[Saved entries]
>>>>

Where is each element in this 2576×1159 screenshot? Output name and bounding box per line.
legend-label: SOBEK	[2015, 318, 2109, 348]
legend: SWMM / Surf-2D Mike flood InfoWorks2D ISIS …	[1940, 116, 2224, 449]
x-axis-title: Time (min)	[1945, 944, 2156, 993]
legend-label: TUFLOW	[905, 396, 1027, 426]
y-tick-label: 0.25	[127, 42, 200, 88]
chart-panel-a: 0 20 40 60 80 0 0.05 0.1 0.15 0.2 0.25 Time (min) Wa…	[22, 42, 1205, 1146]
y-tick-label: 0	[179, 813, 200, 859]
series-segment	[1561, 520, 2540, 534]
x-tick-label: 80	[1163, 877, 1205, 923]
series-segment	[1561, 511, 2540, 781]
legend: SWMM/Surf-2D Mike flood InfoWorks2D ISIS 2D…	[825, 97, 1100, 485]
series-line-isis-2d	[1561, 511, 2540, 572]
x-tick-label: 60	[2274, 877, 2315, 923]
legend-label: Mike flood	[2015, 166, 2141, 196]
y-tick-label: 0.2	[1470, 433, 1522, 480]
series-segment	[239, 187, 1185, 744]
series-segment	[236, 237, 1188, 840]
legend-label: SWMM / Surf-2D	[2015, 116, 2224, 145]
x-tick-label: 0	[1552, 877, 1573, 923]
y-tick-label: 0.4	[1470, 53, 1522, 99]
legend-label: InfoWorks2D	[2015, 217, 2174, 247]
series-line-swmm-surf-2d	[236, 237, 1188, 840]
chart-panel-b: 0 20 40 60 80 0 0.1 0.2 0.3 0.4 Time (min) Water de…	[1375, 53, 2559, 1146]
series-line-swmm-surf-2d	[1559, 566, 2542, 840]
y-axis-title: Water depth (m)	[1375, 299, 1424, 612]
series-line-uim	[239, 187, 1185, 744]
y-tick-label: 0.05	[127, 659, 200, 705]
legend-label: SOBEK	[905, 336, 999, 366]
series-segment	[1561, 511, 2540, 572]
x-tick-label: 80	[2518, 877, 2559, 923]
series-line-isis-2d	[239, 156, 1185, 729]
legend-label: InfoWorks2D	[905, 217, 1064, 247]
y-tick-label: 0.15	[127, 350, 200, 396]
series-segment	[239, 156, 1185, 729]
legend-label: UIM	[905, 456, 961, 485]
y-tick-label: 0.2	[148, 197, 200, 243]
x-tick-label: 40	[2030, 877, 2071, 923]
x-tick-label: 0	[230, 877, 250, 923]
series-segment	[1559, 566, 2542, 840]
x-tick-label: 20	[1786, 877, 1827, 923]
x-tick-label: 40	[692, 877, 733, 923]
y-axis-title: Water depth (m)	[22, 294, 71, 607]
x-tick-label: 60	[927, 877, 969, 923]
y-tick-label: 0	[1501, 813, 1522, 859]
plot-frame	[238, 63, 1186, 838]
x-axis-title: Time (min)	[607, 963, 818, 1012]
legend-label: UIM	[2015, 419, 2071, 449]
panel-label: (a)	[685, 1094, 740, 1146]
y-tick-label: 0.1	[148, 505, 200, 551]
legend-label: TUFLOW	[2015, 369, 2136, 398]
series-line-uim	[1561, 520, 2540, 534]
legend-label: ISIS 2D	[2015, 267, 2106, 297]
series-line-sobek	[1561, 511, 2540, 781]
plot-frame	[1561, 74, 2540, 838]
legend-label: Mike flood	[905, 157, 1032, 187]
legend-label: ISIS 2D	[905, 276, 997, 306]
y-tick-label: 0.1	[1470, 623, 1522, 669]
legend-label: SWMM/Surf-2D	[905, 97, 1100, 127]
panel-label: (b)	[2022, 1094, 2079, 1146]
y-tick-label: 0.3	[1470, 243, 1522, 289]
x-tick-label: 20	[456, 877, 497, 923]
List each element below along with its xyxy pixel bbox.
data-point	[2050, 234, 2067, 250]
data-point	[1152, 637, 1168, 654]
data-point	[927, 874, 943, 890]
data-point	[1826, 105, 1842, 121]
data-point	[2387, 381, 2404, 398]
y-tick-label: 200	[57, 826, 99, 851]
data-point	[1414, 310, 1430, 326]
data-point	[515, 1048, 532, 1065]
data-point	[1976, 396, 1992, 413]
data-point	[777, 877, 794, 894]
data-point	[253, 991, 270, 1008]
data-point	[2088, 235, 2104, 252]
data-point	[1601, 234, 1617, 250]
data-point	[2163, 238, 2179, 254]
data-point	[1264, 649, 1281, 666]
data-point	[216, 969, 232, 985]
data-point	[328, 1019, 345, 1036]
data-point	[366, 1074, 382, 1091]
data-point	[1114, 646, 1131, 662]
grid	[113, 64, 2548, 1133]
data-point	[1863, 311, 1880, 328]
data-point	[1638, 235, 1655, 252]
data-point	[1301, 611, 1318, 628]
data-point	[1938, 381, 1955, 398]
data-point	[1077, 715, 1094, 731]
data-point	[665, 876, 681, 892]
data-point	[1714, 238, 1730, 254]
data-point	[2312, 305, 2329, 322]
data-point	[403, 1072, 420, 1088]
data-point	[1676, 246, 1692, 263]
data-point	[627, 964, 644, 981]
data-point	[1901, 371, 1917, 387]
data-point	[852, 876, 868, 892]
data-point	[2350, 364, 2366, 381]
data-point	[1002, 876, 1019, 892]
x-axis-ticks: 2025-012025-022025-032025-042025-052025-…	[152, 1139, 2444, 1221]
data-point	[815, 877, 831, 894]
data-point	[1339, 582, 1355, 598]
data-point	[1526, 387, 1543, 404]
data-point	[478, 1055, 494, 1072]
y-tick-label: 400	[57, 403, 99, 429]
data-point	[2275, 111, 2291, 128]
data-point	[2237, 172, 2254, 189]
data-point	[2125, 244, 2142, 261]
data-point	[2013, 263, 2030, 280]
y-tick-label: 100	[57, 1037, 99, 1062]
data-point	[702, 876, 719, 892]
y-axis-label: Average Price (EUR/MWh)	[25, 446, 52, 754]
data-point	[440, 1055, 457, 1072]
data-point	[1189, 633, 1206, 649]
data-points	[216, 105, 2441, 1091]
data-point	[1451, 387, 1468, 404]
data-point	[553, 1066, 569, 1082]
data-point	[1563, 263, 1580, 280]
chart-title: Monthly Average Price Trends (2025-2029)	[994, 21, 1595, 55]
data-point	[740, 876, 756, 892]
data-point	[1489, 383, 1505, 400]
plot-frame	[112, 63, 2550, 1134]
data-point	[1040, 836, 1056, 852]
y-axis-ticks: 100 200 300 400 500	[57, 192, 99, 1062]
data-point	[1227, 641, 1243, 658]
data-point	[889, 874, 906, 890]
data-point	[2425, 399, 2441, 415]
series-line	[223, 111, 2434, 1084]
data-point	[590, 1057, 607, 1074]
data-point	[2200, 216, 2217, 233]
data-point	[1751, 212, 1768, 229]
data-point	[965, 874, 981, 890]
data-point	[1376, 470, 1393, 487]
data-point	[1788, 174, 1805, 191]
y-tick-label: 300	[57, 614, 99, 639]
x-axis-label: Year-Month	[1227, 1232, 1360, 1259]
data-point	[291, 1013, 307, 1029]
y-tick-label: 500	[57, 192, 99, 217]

<<<<

PROBLEM REQUIREMENTS | Can you rewrite every line of the saved entries above as a numbered list, skipping any blank lines?

EXERCISE OUTPUT |
1. Where is each element in this 2576×1159 screenshot? Output name and bounding box per line.
2. legend-label: SOBEK	[2015, 318, 2109, 348]
3. legend: SWMM / Surf-2D Mike flood InfoWorks2D ISIS …	[1940, 116, 2224, 449]
4. x-axis-title: Time (min)	[1945, 944, 2156, 993]
5. legend-label: TUFLOW	[905, 396, 1027, 426]
6. y-tick-label: 0.25	[127, 42, 200, 88]
7. chart-panel-a: 0 20 40 60 80 0 0.05 0.1 0.15 0.2 0.25 Time (min) Wa…	[22, 42, 1205, 1146]
8. y-tick-label: 0	[179, 813, 200, 859]
9. series-segment	[1561, 520, 2540, 534]
10. x-tick-label: 80	[1163, 877, 1205, 923]
11. series-segment	[1561, 511, 2540, 781]
12. legend: SWMM/Surf-2D Mike flood InfoWorks2D ISIS 2D…	[825, 97, 1100, 485]
13. series-line-isis-2d	[1561, 511, 2540, 572]
14. x-tick-label: 60	[2274, 877, 2315, 923]
15. legend-label: Mike flood	[2015, 166, 2141, 196]
16. y-tick-label: 0.2	[1470, 433, 1522, 480]
17. series-segment	[239, 187, 1185, 744]
18. series-segment	[236, 237, 1188, 840]
19. legend-label: SWMM / Surf-2D	[2015, 116, 2224, 145]
20. x-tick-label: 0	[1552, 877, 1573, 923]
21. y-tick-label: 0.4	[1470, 53, 1522, 99]
22. legend-label: InfoWorks2D	[2015, 217, 2174, 247]
23. series-line-swmm-surf-2d	[236, 237, 1188, 840]
24. chart-panel-b: 0 20 40 60 80 0 0.1 0.2 0.3 0.4 Time (min) Water de…	[1375, 53, 2559, 1146]
25. series-line-swmm-surf-2d	[1559, 566, 2542, 840]
26. y-axis-title: Water depth (m)	[1375, 299, 1424, 612]
27. series-line-uim	[239, 187, 1185, 744]
28. y-tick-label: 0.05	[127, 659, 200, 705]
29. legend-label: SOBEK	[905, 336, 999, 366]
30. series-segment	[1561, 511, 2540, 572]
31. x-tick-label: 80	[2518, 877, 2559, 923]
32. series-line-isis-2d	[239, 156, 1185, 729]
33. legend-label: InfoWorks2D	[905, 217, 1064, 247]
34. y-tick-label: 0.15	[127, 350, 200, 396]
35. series-segment	[239, 156, 1185, 729]
36. legend-label: UIM	[905, 456, 961, 485]
37. y-tick-label: 0.2	[148, 197, 200, 243]
38. x-tick-label: 40	[2030, 877, 2071, 923]
39. x-tick-label: 0	[230, 877, 250, 923]
40. series-segment	[1559, 566, 2542, 840]
41. x-tick-label: 20	[1786, 877, 1827, 923]
42. x-tick-label: 40	[692, 877, 733, 923]
43. y-axis-title: Water depth (m)	[22, 294, 71, 607]
44. x-tick-label: 60	[927, 877, 969, 923]
45. y-tick-label: 0	[1501, 813, 1522, 859]
46. plot-frame	[238, 63, 1186, 838]
47. x-axis-title: Time (min)	[607, 963, 818, 1012]
48. legend-label: UIM	[2015, 419, 2071, 449]
49. panel-label: (a)	[685, 1094, 740, 1146]
50. y-tick-label: 0.1	[148, 505, 200, 551]
51. legend-label: TUFLOW	[2015, 369, 2136, 398]
52. series-line-uim	[1561, 520, 2540, 534]
53. legend-label: ISIS 2D	[2015, 267, 2106, 297]
54. series-line-sobek	[1561, 511, 2540, 781]
55. plot-frame	[1561, 74, 2540, 838]
56. legend-label: Mike flood	[905, 157, 1032, 187]
57. legend-label: ISIS 2D	[905, 276, 997, 306]
58. y-tick-label: 0.1	[1470, 623, 1522, 669]
59. legend-label: SWMM/Surf-2D	[905, 97, 1100, 127]
60. panel-label: (b)	[2022, 1094, 2079, 1146]
61. y-tick-label: 0.3	[1470, 243, 1522, 289]
62. x-tick-label: 20	[456, 877, 497, 923]
63. List each element below along with its xyxy pixel bbox.
64. data-point	[2050, 234, 2067, 250]
65. data-point	[1152, 637, 1168, 654]
66. data-point	[927, 874, 943, 890]
67. data-point	[1826, 105, 1842, 121]
68. data-point	[2387, 381, 2404, 398]
69. y-tick-label: 200	[57, 826, 99, 851]
70. data-point	[1414, 310, 1430, 326]
71. data-point	[515, 1048, 532, 1065]
72. data-point	[1976, 396, 1992, 413]
73. data-point	[777, 877, 794, 894]
74. data-point	[253, 991, 270, 1008]
75. data-point	[2088, 235, 2104, 252]
76. data-point	[1601, 234, 1617, 250]
77. data-point	[2163, 238, 2179, 254]
78. data-point	[1264, 649, 1281, 666]
79. data-point	[216, 969, 232, 985]
80. data-point	[328, 1019, 345, 1036]
81. data-point	[366, 1074, 382, 1091]
82. data-point	[1114, 646, 1131, 662]
83. grid	[113, 64, 2548, 1133]
84. data-point	[1863, 311, 1880, 328]
85. data-point	[1638, 235, 1655, 252]
86. data-point	[1301, 611, 1318, 628]
87. data-point	[1938, 381, 1955, 398]
88. data-point	[1077, 715, 1094, 731]
89. data-point	[665, 876, 681, 892]
90. data-point	[1714, 238, 1730, 254]
91. data-point	[2312, 305, 2329, 322]
92. data-point	[403, 1072, 420, 1088]
93. data-point	[1676, 246, 1692, 263]
94. data-point	[627, 964, 644, 981]
95. data-point	[1901, 371, 1917, 387]
96. data-point	[852, 876, 868, 892]
97. data-point	[2350, 364, 2366, 381]
98. data-point	[1002, 876, 1019, 892]
99. x-axis-ticks: 2025-012025-022025-032025-042025-052025-…	[152, 1139, 2444, 1221]
100. data-point	[815, 877, 831, 894]
101. data-point	[1339, 582, 1355, 598]
102. data-point	[1526, 387, 1543, 404]
103. data-point	[478, 1055, 494, 1072]
104. y-tick-label: 400	[57, 403, 99, 429]
105. data-point	[2275, 111, 2291, 128]
106. data-point	[2237, 172, 2254, 189]
107. data-point	[2125, 244, 2142, 261]
108. data-point	[2013, 263, 2030, 280]
109. y-tick-label: 100	[57, 1037, 99, 1062]
110. data-point	[702, 876, 719, 892]
111. y-axis-label: Average Price (EUR/MWh)	[25, 446, 52, 754]
112. data-point	[440, 1055, 457, 1072]
113. data-point	[1189, 633, 1206, 649]
114. data-points	[216, 105, 2441, 1091]
115. data-point	[1451, 387, 1468, 404]
116. data-point	[553, 1066, 569, 1082]
117. data-point	[1563, 263, 1580, 280]
118. chart-title: Monthly Average Price Trends (2025-2029)	[994, 21, 1595, 55]
119. data-point	[740, 876, 756, 892]
120. data-point	[1489, 383, 1505, 400]
121. plot-frame	[112, 63, 2550, 1134]
122. data-point	[1040, 836, 1056, 852]
123. y-axis-ticks: 100 200 300 400 500	[57, 192, 99, 1062]
124. data-point	[1227, 641, 1243, 658]
125. data-point	[889, 874, 906, 890]
126. data-point	[2425, 399, 2441, 415]
127. series-line	[223, 111, 2434, 1084]
128. data-point	[590, 1057, 607, 1074]
129. data-point	[2200, 216, 2217, 233]
130. data-point	[1751, 212, 1768, 229]
131. data-point	[965, 874, 981, 890]
132. data-point	[1376, 470, 1393, 487]
133. data-point	[1788, 174, 1805, 191]
134. y-tick-label: 300	[57, 614, 99, 639]
135. x-axis-label: Year-Month	[1227, 1232, 1360, 1259]
136. data-point	[291, 1013, 307, 1029]
137. y-tick-label: 500	[57, 192, 99, 217]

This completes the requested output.